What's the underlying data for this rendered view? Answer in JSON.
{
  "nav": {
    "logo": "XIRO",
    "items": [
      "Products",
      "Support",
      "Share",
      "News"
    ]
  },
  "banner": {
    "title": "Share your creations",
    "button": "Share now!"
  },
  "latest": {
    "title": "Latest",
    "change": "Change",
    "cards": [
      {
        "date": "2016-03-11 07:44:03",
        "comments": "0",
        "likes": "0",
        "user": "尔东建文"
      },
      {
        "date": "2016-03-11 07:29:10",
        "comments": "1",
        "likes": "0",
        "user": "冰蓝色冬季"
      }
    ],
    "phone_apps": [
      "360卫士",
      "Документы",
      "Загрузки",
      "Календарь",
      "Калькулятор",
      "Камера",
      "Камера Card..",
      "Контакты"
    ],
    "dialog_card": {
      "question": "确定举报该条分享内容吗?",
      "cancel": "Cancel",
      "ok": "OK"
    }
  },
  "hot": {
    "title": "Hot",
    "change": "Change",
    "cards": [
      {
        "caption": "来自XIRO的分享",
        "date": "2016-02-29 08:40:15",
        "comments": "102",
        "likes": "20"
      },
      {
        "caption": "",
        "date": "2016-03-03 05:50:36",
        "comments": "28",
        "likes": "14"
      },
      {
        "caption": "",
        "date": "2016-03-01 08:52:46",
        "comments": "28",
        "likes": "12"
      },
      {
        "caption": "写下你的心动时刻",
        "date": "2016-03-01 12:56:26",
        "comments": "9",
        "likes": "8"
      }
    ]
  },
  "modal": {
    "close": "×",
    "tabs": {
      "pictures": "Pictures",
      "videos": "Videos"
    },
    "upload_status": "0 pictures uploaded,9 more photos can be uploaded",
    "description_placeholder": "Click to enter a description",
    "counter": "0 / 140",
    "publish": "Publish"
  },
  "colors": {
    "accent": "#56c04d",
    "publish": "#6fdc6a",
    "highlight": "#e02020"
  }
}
+---+
_Exercise goal_: Sift through the entries and copy every line with "likes".

_Output for this exercise_:
        "likes": "0",
        "likes": "0",
        "likes": "20"
        "likes": "14"
        "likes": "12"
        "likes": "8"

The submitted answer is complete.